EXERCISE BRIEF: Below are the records; copy out every line that holds the word "peregrinum".

#### DATASET RECORDS ####

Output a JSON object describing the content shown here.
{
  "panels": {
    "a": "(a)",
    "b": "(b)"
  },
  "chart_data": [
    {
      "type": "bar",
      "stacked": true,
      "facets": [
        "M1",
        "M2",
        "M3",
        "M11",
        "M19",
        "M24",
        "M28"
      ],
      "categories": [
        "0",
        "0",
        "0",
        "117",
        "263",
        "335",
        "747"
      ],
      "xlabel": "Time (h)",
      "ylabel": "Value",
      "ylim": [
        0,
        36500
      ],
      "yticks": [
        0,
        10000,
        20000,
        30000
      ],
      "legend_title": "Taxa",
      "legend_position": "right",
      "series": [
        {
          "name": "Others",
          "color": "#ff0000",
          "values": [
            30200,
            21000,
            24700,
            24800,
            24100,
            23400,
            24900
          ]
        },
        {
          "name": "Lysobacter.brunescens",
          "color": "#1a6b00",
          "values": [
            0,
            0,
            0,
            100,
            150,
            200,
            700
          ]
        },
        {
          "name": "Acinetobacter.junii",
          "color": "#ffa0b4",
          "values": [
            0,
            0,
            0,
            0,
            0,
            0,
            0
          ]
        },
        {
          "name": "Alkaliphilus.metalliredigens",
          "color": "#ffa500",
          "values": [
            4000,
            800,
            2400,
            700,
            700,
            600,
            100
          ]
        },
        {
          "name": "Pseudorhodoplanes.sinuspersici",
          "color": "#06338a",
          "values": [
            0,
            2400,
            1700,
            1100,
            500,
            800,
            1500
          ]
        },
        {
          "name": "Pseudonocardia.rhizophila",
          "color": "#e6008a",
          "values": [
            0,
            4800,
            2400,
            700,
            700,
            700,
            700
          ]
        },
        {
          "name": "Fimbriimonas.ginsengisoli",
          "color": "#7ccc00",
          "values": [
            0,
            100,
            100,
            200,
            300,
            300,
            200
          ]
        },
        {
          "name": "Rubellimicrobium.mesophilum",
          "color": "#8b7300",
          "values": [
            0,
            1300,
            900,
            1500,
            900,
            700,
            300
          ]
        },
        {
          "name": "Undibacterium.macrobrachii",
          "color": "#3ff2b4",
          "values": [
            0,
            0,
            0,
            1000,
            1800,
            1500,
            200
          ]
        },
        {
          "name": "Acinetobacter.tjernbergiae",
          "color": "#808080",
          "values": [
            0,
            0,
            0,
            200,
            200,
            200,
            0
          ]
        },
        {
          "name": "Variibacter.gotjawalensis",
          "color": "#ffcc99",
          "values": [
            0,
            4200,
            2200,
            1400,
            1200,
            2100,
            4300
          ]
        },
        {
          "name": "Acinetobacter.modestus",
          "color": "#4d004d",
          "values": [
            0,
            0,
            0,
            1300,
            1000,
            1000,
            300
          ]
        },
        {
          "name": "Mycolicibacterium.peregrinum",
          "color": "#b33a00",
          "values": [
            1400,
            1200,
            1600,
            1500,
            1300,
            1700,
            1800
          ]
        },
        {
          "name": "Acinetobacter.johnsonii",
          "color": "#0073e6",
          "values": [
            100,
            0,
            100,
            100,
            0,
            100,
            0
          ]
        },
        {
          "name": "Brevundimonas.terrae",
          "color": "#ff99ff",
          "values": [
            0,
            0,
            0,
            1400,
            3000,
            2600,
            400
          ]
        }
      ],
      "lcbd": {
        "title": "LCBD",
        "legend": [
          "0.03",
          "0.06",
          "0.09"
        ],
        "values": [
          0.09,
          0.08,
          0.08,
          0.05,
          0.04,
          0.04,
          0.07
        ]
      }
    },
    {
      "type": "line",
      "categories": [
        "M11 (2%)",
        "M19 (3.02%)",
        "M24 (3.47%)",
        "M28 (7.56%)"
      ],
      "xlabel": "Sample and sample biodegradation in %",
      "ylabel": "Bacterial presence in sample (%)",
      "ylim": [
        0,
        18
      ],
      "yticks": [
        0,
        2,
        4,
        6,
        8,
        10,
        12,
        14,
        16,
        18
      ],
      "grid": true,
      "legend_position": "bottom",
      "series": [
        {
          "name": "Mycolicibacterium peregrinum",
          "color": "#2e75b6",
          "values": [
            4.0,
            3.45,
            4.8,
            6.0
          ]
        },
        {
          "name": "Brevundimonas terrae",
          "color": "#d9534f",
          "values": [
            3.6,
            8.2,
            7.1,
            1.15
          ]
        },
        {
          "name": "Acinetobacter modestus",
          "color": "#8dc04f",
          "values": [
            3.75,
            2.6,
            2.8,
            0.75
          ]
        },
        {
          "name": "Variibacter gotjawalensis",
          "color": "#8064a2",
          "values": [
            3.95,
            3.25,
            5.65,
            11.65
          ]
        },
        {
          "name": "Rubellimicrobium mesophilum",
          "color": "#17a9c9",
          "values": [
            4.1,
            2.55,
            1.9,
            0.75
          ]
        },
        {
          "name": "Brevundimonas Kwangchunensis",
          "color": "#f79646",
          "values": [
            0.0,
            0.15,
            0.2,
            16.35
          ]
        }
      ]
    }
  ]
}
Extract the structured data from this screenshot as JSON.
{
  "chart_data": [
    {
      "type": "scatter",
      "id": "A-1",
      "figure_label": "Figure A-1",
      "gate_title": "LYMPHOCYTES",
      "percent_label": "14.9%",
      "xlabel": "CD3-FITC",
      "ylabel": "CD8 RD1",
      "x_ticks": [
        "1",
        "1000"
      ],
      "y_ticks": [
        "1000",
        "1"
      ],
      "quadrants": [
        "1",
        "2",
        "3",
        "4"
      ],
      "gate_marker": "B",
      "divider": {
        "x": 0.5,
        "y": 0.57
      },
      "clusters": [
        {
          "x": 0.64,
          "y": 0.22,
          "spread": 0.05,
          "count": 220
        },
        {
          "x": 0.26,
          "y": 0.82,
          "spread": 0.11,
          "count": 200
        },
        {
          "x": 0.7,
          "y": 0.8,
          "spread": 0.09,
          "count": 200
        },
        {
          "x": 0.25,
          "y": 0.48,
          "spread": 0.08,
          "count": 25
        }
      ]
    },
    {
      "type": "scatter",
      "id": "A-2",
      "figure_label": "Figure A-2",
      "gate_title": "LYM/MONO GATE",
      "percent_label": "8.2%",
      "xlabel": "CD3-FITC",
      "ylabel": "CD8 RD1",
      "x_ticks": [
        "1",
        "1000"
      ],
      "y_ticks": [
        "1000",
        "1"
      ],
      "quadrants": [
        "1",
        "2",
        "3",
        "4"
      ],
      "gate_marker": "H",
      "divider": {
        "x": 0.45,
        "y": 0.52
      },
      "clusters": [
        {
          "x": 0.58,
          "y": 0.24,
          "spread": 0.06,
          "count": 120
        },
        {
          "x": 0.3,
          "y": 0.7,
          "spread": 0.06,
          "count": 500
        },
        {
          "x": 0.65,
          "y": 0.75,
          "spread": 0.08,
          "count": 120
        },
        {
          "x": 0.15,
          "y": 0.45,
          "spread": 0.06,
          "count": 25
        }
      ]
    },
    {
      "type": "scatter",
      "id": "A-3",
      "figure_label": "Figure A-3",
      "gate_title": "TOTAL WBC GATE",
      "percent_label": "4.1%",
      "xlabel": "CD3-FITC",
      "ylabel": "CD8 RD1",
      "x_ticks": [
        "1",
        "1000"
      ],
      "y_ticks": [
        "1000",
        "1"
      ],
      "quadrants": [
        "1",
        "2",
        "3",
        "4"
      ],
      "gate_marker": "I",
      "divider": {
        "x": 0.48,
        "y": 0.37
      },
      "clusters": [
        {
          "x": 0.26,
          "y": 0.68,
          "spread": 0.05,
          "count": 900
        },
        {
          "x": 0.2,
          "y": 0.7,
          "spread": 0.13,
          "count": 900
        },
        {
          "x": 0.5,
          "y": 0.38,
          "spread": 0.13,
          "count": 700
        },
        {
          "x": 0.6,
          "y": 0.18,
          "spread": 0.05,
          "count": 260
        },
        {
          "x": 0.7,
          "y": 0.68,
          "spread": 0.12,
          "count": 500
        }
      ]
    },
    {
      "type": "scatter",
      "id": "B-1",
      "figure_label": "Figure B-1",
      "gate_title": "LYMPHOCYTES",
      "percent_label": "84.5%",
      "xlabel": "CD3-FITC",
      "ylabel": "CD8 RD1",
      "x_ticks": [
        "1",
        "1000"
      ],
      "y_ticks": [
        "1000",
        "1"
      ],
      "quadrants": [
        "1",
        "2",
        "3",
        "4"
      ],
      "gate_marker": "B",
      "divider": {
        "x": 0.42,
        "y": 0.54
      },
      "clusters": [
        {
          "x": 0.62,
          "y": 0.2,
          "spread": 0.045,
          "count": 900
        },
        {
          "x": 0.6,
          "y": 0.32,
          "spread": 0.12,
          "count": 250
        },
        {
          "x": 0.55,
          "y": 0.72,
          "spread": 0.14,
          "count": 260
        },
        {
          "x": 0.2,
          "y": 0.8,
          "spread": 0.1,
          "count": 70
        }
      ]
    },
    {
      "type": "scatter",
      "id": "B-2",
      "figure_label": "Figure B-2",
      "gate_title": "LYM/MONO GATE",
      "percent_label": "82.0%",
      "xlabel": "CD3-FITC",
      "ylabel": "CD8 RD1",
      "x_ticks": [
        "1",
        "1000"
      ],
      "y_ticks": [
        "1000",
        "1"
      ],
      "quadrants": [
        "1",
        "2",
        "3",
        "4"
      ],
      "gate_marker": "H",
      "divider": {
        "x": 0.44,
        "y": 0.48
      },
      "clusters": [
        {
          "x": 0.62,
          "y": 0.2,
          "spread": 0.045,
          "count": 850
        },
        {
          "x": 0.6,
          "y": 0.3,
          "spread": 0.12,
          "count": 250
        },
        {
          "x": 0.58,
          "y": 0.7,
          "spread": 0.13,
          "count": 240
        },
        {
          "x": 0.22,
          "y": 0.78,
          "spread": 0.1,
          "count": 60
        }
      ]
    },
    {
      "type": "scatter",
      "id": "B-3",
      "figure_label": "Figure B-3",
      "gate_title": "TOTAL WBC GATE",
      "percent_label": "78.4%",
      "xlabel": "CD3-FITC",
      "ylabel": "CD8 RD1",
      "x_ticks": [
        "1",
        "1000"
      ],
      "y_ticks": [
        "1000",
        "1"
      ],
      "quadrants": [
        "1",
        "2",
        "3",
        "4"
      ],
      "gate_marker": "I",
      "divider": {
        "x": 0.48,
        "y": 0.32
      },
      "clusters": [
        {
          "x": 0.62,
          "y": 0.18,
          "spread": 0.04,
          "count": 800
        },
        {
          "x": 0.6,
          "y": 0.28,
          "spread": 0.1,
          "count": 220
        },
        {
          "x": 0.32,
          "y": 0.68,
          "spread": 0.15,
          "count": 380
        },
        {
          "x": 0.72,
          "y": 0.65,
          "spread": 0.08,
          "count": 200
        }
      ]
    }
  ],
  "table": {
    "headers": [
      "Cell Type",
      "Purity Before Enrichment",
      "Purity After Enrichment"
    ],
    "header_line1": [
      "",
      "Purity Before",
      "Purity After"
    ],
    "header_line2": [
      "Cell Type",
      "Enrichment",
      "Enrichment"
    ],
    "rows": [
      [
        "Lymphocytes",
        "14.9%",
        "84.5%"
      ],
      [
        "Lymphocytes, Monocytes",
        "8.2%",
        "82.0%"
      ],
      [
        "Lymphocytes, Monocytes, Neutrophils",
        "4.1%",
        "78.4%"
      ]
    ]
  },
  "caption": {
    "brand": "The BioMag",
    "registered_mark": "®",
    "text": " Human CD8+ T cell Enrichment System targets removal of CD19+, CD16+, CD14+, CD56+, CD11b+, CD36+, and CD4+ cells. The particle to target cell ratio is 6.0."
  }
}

####

SOLUTION TO THE EXERCISE:
          "name": "Mycolicibacterium.peregrinum",
          "name": "Mycolicibacterium peregrinum",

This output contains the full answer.